Фрагмент страницы —
____
2 июля 1908-го Толстой записывает в дневник:

«Мучительно тяжело на душе. Знаю, что это к добру душе, но тяжело. Когда спрошу себя: что же мне нужно – уйти от всех. Куда? К Богу, умереть. Преступно желаю смерти».

Эти строки он заносит не в обычный дневник. В тот день: 2 июля, он решает завести еще один – тайный. Только для самого себя.

Толстой начинает семейную жизнь с того, что дает читать невесте дневники своей молодости. И после Софья Андреевна имеет доступ к его заветным тетрадям. Сокровенные строки читают и переписывают дочери. Когда появляется верный друг и настойчивый последователь Чертков, копии дневников снимают и для него. Толстой хочет сделать свою внутреннюю жизнь открытой людям («Он жил, ни от кого не прячась», – скажет Татьяна Львовна), но разрушение тайны дневника тяготит его. Порой мысль, что кто-то, почти стоя за его плечом, читает еще непросохшие чернила слов, сковывает его руку. Ко всему право «владеть» дневниками Толстого становится одной из острых причин и без того недоброжелательных отношений Софьи Андреевны и Черткова.

Вслед за приведенной записью Лев Николаевич – в «Тайном дневнике» – продолжает:

«После того, как я написал это – непонятно грубая, жестокая сцена из-за того, что Чертков снимал фотографии <Софье Андреевне не нравится, что Чертков фотографирует Толстого>. Приходит в голову сомнение, хорошо ли я делаю, что молчу, и даже не лучше ли было бы мне уйти, скрыться…»

Но дело не в одном семейном разладе, и суть семейного разлада не замыкается четырьмя стенами яснополянского дома.

«Жизнь здесь, в Ясной Поляне вполне отравлена. Куда ни выйду – стыд и страдание. То грумондские мужики в остроге, то стражники… То эта безумно и гадко корыстная, несправедливая дорога…»
____
Представленные сведения —
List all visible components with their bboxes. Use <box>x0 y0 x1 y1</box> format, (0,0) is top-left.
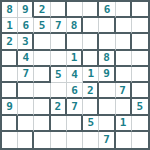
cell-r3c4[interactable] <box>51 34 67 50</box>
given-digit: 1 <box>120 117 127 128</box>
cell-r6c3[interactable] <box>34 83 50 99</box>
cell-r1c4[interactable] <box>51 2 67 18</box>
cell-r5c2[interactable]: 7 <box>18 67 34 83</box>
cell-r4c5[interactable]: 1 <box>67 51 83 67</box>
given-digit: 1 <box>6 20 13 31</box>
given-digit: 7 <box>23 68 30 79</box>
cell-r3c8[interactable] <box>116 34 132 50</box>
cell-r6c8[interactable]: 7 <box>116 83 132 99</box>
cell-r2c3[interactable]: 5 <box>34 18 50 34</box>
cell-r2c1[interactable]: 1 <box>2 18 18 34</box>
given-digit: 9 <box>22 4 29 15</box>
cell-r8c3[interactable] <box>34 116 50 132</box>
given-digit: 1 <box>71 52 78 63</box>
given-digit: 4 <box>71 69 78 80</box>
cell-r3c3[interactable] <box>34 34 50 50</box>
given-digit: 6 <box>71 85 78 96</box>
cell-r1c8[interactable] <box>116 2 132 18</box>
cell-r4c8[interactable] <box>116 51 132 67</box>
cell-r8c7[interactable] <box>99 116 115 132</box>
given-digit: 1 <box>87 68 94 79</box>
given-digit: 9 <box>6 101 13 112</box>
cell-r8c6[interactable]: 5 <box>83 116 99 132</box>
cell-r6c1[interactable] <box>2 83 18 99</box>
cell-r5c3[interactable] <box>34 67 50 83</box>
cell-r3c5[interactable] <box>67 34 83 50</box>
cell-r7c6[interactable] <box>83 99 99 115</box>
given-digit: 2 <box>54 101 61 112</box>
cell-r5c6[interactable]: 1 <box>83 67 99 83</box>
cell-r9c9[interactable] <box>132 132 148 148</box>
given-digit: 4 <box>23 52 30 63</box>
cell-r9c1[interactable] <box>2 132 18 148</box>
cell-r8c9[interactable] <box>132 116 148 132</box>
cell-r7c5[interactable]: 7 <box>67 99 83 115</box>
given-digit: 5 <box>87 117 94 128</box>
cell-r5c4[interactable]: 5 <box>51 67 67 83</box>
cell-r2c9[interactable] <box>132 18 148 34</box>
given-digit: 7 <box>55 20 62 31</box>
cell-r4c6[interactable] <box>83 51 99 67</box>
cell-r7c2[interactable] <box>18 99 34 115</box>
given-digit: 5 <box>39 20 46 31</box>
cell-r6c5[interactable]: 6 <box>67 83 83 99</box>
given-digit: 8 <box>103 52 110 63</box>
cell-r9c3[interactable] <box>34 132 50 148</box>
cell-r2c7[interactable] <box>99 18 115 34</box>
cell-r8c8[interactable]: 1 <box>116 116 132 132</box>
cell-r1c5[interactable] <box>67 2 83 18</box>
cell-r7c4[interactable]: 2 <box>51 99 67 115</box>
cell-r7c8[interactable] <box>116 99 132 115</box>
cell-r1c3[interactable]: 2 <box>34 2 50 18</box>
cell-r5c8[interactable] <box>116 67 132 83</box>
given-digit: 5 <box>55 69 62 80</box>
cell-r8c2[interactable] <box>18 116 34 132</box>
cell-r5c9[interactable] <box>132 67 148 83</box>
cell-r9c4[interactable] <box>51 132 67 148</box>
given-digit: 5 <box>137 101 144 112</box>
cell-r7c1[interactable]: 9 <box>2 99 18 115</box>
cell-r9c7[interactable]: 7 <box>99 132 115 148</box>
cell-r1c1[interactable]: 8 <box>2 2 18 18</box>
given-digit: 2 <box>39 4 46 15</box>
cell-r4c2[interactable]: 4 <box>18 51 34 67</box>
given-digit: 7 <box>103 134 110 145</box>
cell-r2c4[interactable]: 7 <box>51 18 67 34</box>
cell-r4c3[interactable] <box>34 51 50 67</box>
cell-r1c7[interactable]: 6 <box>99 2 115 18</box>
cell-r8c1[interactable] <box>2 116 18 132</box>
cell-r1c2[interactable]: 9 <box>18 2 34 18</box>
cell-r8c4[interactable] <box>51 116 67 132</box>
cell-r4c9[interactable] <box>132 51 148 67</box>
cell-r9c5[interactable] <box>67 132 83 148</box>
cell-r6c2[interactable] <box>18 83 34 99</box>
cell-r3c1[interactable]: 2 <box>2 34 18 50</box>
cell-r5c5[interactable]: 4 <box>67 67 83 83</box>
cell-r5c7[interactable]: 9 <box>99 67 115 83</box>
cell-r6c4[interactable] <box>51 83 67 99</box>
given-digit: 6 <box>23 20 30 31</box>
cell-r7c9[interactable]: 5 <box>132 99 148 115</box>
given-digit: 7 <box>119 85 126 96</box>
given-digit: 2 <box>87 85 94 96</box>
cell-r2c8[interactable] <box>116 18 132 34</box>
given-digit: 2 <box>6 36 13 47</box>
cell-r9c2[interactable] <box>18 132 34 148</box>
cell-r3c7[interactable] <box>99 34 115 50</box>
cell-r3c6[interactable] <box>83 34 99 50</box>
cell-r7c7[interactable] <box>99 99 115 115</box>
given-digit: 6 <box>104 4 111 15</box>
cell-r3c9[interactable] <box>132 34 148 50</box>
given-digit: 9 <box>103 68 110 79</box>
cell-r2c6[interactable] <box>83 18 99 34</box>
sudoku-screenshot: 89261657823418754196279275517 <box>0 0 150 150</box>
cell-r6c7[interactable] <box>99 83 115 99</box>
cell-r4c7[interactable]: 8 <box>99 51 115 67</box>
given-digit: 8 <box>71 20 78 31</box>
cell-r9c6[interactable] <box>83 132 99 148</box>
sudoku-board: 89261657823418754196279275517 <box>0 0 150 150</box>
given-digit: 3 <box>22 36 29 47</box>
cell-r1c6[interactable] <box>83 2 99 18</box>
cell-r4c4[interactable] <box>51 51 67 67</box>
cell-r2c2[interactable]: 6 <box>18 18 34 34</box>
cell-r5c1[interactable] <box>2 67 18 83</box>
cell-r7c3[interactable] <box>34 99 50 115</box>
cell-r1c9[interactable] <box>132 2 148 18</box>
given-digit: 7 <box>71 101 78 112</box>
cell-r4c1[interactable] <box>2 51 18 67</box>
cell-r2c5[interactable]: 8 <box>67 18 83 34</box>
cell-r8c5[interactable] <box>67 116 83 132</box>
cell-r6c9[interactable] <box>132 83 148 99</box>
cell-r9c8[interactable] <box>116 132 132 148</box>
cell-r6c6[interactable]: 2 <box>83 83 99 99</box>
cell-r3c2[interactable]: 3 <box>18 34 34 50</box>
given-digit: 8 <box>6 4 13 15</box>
____
Что нужно сделать —
**1.** Переведите на английский язык предложение из фрагмента о дневниках Толстого: «Толстой начинает семейную жизнь с того, что дает читать невесте дневники своей молодости».
**2.** Ответьте по фрагменту о дневниках Толстого:
(а) В какой день Толстой решает завести тайный дневник?
(б) Что не нравится Софье Андреевне, согласно пояснению в угловых скобках?
(в) Где, по словам Толстого, жизнь «вполне отравлена»?
Строки для работы не понадобятся.

Ответы —
**1.** Tolstoy begins his married life by giving his fiancée the diaries of his youth to read.

**2.**
(а) Толстой решает завести тайный дневник 2 июля 1908 года.
(б) Софье Андреевне не нравится, что Чертков фотографирует Толстого.
(в) Жизнь «вполне отравлена» в Ясной Поляне.